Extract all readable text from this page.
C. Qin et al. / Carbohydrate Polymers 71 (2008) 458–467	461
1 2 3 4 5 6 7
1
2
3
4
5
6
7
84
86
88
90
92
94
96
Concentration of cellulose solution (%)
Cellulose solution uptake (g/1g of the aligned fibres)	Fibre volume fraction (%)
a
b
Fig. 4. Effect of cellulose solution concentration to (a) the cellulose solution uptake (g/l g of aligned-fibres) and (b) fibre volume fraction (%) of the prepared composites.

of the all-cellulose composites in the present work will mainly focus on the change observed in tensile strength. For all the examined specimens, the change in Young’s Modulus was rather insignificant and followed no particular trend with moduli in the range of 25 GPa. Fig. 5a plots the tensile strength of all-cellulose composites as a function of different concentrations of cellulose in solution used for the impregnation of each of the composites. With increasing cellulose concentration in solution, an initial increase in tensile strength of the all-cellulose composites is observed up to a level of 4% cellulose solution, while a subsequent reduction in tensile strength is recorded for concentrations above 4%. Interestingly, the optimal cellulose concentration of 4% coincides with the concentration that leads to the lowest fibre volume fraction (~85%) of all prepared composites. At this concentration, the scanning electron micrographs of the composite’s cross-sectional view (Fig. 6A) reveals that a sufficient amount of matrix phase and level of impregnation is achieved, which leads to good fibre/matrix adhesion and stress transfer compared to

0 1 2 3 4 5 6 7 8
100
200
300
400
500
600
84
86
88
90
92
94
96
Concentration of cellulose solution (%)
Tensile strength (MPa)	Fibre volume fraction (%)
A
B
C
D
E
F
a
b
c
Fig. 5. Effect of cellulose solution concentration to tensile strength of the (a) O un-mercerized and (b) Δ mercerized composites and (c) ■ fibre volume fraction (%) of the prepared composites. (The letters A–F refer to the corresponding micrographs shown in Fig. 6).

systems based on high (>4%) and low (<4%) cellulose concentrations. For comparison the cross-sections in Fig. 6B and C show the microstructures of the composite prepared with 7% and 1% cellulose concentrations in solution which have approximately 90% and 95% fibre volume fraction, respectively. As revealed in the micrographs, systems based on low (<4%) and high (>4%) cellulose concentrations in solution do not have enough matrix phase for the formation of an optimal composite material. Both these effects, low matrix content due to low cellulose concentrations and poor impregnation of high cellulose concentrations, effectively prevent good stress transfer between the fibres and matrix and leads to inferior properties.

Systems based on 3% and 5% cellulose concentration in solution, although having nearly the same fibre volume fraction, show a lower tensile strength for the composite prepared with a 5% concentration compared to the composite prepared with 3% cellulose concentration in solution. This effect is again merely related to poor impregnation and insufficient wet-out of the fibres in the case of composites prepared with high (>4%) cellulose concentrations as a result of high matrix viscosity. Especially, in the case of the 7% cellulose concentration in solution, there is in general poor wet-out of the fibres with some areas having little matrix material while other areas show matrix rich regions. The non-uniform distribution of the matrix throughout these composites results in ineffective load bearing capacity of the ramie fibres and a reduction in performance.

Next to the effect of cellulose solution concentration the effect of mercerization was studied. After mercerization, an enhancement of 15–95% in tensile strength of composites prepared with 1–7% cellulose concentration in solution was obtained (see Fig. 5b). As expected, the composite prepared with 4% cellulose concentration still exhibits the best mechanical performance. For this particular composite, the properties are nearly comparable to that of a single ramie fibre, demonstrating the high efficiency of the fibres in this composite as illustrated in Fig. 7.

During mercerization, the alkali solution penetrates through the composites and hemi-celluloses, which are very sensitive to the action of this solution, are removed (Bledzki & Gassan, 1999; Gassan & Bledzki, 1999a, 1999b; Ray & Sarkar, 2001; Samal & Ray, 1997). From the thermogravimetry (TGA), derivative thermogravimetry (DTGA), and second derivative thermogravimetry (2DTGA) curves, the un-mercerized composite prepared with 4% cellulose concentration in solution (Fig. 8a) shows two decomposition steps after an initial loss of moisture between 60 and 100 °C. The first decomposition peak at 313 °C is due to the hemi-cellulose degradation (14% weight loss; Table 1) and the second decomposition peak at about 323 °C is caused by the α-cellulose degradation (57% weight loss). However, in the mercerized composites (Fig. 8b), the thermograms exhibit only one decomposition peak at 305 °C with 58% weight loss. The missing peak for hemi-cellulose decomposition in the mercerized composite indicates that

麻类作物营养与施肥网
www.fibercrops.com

************

▶ **What is required**: Only lines holding the string "properties" are wanted; gather each one from the entries above.

▶ **Task response**:
systems based on high (>4%) and low (<4%) cellulose concentrations. For comparison the cross-sections in Fig. 6B and C show the microstructures of the composite prepared with 7% and 1% cellulose concentrations in solution which have approximately 90% and 95% fibre volume fraction, respectively. As revealed in the micrographs, systems based on low (<4%) and high (>4%) cellulose concentrations in solution do not have enough matrix phase for the formation of an optimal composite material. Both these effects, low matrix content due to low cellulose concentrations and poor impregnation of high cellulose concentrations, effectively prevent good stress transfer between the fibres and matrix and leads to inferior properties.
Next to the effect of cellulose solution concentration the effect of mercerization was studied. After mercerization, an enhancement of 15–95% in tensile strength of composites prepared with 1–7% cellulose concentration in solution was obtained (see Fig. 5b). As expected, the composite prepared with 4% cellulose concentration still exhibits the best mechanical performance. For this particular composite, the properties are nearly comparable to that of a single ramie fibre, demonstrating the high efficiency of the fibres in this composite as illustrated in Fig. 7.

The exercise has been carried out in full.